-- EXERCISE --
Copy each line exactly. Drop every picture.

::::::::

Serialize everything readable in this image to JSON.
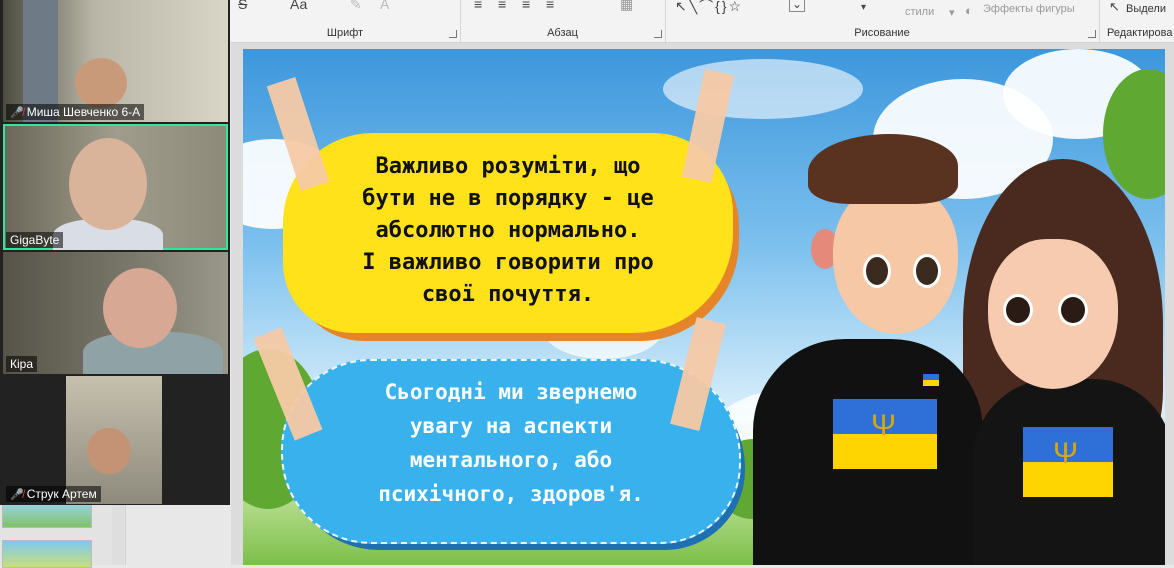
{
  "ribbon": {
    "groups": [
      {
        "label": "Шрифт"
      },
      {
        "label": "Абзац"
      },
      {
        "label": "Рисование"
      },
      {
        "label": "Редактирова"
      }
    ],
    "font_icons": [
      "A",
      "S",
      "Аа",
      "A"
    ],
    "drawing": {
      "styles_label": "стили",
      "effects_label": "Эффекты фигуры"
    },
    "editing": {
      "select_label": "Выдели"
    }
  },
  "participants": [
    {
      "name": "Миша Шевченко 6-А",
      "muted": true,
      "active": false
    },
    {
      "name": "GigaByte",
      "muted": false,
      "active": true
    },
    {
      "name": "Кіра",
      "muted": false,
      "active": false
    },
    {
      "name": "Струк Артем",
      "muted": true,
      "active": false
    }
  ],
  "slide": {
    "yellow_text": [
      "Важливо розуміти, що",
      "бути не в порядку - це",
      "абсолютно нормально.",
      "І важливо говорити про",
      "свої почуття."
    ],
    "blue_text": [
      "Сьогодні ми звернемо",
      "увагу на аспекти",
      "ментального, або",
      "психічного, здоров'я."
    ],
    "colors": {
      "yellow_bubble": "#ffe21a",
      "blue_bubble": "#39b1ec",
      "flag_blue": "#2f6fd8",
      "flag_yellow": "#ffd500"
    }
  }
}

::::::::

-- CORRECT OUTPUT --
Serialize everything readable in this image to JSON.
{
  "ribbon": {
    "groups": [
      {
        "label": "Шрифт"
      },
      {
        "label": "Абзац"
      },
      {
        "label": "Рисование"
      },
      {
        "label": "Редактирова"
      }
    ],
    "font_icons": [
      "A",
      "S",
      "Аа",
      "A"
    ],
    "drawing": {
      "styles_label": "стили",
      "effects_label": "Эффекты фигуры"
    },
    "editing": {
      "select_label": "Выдели"
    }
  },
  "participants": [
    {
      "name": "Миша Шевченко 6-А",
      "muted": true,
      "active": false
    },
    {
      "name": "GigaByte",
      "muted": false,
      "active": true
    },
    {
      "name": "Кіра",
      "muted": false,
      "active": false
    },
    {
      "name": "Струк Артем",
      "muted": true,
      "active": false
    }
  ],
  "slide": {
    "yellow_text": [
      "Важливо розуміти, що",
      "бути не в порядку - це",
      "абсолютно нормально.",
      "І важливо говорити про",
      "свої почуття."
    ],
    "blue_text": [
      "Сьогодні ми звернемо",
      "увагу на аспекти",
      "ментального, або",
      "психічного, здоров'я."
    ],
    "colors": {
      "yellow_bubble": "#ffe21a",
      "blue_bubble": "#39b1ec",
      "flag_blue": "#2f6fd8",
      "flag_yellow": "#ffd500"
    }
  }
}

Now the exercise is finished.